# Material for this exercise

....

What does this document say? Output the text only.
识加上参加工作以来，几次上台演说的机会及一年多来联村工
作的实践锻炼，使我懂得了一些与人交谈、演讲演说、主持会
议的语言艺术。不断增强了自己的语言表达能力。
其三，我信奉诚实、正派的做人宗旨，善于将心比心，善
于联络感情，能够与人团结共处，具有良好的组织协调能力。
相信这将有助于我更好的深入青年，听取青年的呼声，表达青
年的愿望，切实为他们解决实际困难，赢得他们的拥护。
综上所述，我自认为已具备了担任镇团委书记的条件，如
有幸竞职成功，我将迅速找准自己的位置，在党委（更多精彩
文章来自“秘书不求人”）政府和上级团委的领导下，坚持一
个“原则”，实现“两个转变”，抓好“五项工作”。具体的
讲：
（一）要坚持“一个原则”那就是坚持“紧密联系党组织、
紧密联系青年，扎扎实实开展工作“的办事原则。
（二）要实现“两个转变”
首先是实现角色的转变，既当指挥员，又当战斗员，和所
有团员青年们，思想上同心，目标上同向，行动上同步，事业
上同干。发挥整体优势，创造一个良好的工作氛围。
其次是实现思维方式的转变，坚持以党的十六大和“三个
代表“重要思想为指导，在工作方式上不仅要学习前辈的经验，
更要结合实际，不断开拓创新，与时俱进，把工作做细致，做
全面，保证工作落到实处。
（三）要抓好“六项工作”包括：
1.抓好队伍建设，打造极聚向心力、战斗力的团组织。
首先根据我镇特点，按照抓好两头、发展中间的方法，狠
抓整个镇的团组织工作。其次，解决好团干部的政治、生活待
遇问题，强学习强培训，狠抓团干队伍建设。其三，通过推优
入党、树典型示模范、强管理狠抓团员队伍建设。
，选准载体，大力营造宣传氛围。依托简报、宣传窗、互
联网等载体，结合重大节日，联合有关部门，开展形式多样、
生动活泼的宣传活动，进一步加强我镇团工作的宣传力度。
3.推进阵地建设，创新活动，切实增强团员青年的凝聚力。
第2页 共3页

....

Repeat the entries exactly, all of them.

What does this document say? Output the text only.
识加上参加工作以来，几次上台演说的机会及一年多来联村工
作的实践锻炼，使我懂得了一些与人交谈、演讲演说、主持会
议的语言艺术。不断增强了自己的语言表达能力。
其三，我信奉诚实、正派的做人宗旨，善于将心比心，善
于联络感情，能够与人团结共处，具有良好的组织协调能力。
相信这将有助于我更好的深入青年，听取青年的呼声，表达青
年的愿望，切实为他们解决实际困难，赢得他们的拥护。
综上所述，我自认为已具备了担任镇团委书记的条件，如
有幸竞职成功，我将迅速找准自己的位置，在党委（更多精彩
文章来自“秘书不求人”）政府和上级团委的领导下，坚持一
个“原则”，实现“两个转变”，抓好“五项工作”。具体的
讲：
（一）要坚持“一个原则”那就是坚持“紧密联系党组织、
紧密联系青年，扎扎实实开展工作“的办事原则。
（二）要实现“两个转变”
首先是实现角色的转变，既当指挥员，又当战斗员，和所
有团员青年们，思想上同心，目标上同向，行动上同步，事业
上同干。发挥整体优势，创造一个良好的工作氛围。
其次是实现思维方式的转变，坚持以党的十六大和“三个
代表“重要思想为指导，在工作方式上不仅要学习前辈的经验，
更要结合实际，不断开拓创新，与时俱进，把工作做细致，做
全面，保证工作落到实处。
（三）要抓好“六项工作”包括：
1.抓好队伍建设，打造极聚向心力、战斗力的团组织。
首先根据我镇特点，按照抓好两头、发展中间的方法，狠
抓整个镇的团组织工作。其次，解决好团干部的政治、生活待
遇问题，强学习强培训，狠抓团干队伍建设。其三，通过推优
入党、树典型示模范、强管理狠抓团员队伍建设。
，选准载体，大力营造宣传氛围。依托简报、宣传窗、互
联网等载体，结合重大节日，联合有关部门，开展形式多样、
生动活泼的宣传活动，进一步加强我镇团工作的宣传力度。
3.推进阵地建设，创新活动，切实增强团员青年的凝聚力。
第2页 共3页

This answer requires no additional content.